>> Start ENTRIES

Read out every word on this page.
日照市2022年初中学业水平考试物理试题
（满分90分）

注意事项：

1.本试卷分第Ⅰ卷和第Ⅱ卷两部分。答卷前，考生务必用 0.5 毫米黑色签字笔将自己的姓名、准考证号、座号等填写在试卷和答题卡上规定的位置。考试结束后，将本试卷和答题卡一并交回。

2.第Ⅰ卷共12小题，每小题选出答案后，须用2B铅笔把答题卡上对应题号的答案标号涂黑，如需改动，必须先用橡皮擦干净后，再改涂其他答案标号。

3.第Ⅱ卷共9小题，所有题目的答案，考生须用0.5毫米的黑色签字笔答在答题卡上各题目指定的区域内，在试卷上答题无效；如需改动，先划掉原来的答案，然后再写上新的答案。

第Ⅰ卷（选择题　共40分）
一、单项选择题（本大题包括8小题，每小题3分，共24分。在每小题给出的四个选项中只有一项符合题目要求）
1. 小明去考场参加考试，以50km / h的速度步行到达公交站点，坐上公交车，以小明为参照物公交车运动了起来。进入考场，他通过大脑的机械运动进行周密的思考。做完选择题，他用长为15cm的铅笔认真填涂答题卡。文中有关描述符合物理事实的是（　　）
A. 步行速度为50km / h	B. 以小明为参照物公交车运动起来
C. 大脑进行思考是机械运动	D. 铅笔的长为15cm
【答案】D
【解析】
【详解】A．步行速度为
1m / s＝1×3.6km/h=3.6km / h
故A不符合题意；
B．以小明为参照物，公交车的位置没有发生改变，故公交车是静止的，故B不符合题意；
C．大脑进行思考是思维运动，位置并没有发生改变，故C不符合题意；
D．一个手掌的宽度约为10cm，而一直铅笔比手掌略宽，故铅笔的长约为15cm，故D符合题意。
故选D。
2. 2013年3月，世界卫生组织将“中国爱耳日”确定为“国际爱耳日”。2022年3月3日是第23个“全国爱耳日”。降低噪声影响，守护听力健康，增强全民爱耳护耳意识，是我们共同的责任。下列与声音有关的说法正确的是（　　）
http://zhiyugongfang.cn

>> End ENTRIES

# STATED TASK
What is the number of lines in the records above that include the word "如需改动"? Reply with that number and nothing more.

# RESULT OF THIS TASK
2